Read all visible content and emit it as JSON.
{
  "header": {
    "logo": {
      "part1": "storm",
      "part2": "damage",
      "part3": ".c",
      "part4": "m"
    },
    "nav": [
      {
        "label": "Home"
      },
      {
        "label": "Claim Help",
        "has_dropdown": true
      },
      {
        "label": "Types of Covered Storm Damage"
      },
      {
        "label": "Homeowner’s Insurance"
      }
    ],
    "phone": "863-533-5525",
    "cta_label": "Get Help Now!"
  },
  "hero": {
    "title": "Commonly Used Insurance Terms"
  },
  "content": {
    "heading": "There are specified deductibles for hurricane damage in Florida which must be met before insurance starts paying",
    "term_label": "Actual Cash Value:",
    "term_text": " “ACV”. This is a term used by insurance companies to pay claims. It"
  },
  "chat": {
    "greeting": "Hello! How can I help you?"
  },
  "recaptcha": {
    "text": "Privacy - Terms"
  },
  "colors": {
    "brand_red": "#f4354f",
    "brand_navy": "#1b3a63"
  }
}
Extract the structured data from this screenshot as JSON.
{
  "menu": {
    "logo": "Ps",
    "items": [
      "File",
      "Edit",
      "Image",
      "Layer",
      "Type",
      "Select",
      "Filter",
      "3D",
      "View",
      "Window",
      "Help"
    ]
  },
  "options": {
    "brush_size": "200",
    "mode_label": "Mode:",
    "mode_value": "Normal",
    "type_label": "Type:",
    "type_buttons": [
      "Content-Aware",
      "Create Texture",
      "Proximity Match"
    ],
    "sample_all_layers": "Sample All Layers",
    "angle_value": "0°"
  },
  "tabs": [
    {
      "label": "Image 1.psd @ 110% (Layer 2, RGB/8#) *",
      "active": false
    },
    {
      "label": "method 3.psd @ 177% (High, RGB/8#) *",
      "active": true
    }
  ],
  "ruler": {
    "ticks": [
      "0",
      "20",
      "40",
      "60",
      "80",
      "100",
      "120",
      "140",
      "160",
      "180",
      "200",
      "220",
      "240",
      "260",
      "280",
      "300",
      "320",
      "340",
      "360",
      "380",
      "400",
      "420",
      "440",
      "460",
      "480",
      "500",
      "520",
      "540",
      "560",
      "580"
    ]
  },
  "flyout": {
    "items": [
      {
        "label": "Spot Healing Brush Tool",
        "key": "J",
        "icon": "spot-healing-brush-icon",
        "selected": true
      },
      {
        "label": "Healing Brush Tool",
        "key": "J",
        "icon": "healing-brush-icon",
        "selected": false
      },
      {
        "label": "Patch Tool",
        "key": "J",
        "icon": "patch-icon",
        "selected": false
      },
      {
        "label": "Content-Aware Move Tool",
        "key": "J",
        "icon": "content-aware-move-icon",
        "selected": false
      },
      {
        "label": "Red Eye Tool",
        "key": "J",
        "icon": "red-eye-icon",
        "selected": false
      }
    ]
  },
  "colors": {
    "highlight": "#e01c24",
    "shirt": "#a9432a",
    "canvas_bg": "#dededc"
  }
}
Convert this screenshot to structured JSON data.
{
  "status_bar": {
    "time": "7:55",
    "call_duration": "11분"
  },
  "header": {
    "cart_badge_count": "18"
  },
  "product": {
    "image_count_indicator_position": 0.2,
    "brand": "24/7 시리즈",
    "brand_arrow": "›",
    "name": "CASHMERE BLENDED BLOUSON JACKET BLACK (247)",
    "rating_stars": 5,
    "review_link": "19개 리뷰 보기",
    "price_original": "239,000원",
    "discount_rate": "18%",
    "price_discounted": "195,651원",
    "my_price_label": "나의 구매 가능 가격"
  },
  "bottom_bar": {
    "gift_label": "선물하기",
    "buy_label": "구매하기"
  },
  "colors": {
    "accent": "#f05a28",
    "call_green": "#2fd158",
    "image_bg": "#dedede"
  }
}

+++++

» **Objective**: Please output the entire listing exactly as it stands.

» **Result of the exercise**:
Read all visible content and emit it as JSON.
{
  "header": {
    "logo": {
      "part1": "storm",
      "part2": "damage",
      "part3": ".c",
      "part4": "m"
    },
    "nav": [
      {
        "label": "Home"
      },
      {
        "label": "Claim Help",
        "has_dropdown": true
      },
      {
        "label": "Types of Covered Storm Damage"
      },
      {
        "label": "Homeowner’s Insurance"
      }
    ],
    "phone": "863-533-5525",
    "cta_label": "Get Help Now!"
  },
  "hero": {
    "title": "Commonly Used Insurance Terms"
  },
  "content": {
    "heading": "There are specified deductibles for hurricane damage in Florida which must be met before insurance starts paying",
    "term_label": "Actual Cash Value:",
    "term_text": " “ACV”. This is a term used by insurance companies to pay claims. It"
  },
  "chat": {
    "greeting": "Hello! How can I help you?"
  },
  "recaptcha": {
    "text": "Privacy - Terms"
  },
  "colors": {
    "brand_red": "#f4354f",
    "brand_navy": "#1b3a63"
  }
}
Extract the structured data from this screenshot as JSON.
{
  "menu": {
    "logo": "Ps",
    "items": [
      "File",
      "Edit",
      "Image",
      "Layer",
      "Type",
      "Select",
      "Filter",
      "3D",
      "View",
      "Window",
      "Help"
    ]
  },
  "options": {
    "brush_size": "200",
    "mode_label": "Mode:",
    "mode_value": "Normal",
    "type_label": "Type:",
    "type_buttons": [
      "Content-Aware",
      "Create Texture",
      "Proximity Match"
    ],
    "sample_all_layers": "Sample All Layers",
    "angle_value": "0°"
  },
  "tabs": [
    {
      "label": "Image 1.psd @ 110% (Layer 2, RGB/8#) *",
      "active": false
    },
    {
      "label": "method 3.psd @ 177% (High, RGB/8#) *",
      "active": true
    }
  ],
  "ruler": {
    "ticks": [
      "0",
      "20",
      "40",
      "60",
      "80",
      "100",
      "120",
      "140",
      "160",
      "180",
      "200",
      "220",
      "240",
      "260",
      "280",
      "300",
      "320",
      "340",
      "360",
      "380",
      "400",
      "420",
      "440",
      "460",
      "480",
      "500",
      "520",
      "540",
      "560",
      "580"
    ]
  },
  "flyout": {
    "items": [
      {
        "label": "Spot Healing Brush Tool",
        "key": "J",
        "icon": "spot-healing-brush-icon",
        "selected": true
      },
      {
        "label": "Healing Brush Tool",
        "key": "J",
        "icon": "healing-brush-icon",
        "selected": false
      },
      {
        "label": "Patch Tool",
        "key": "J",
        "icon": "patch-icon",
        "selected": false
      },
      {
        "label": "Content-Aware Move Tool",
        "key": "J",
        "icon": "content-aware-move-icon",
        "selected": false
      },
      {
        "label": "Red Eye Tool",
        "key": "J",
        "icon": "red-eye-icon",
        "selected": false
      }
    ]
  },
  "colors": {
    "highlight": "#e01c24",
    "shirt": "#a9432a",
    "canvas_bg": "#dededc"
  }
}
Convert this screenshot to structured JSON data.
{
  "status_bar": {
    "time": "7:55",
    "call_duration": "11분"
  },
  "header": {
    "cart_badge_count": "18"
  },
  "product": {
    "image_count_indicator_position": 0.2,
    "brand": "24/7 시리즈",
    "brand_arrow": "›",
    "name": "CASHMERE BLENDED BLOUSON JACKET BLACK (247)",
    "rating_stars": 5,
    "review_link": "19개 리뷰 보기",
    "price_original": "239,000원",
    "discount_rate": "18%",
    "price_discounted": "195,651원",
    "my_price_label": "나의 구매 가능 가격"
  },
  "bottom_bar": {
    "gift_label": "선물하기",
    "buy_label": "구매하기"
  },
  "colors": {
    "accent": "#f05a28",
    "call_green": "#2fd158",
    "image_bg": "#dedede"
  }
}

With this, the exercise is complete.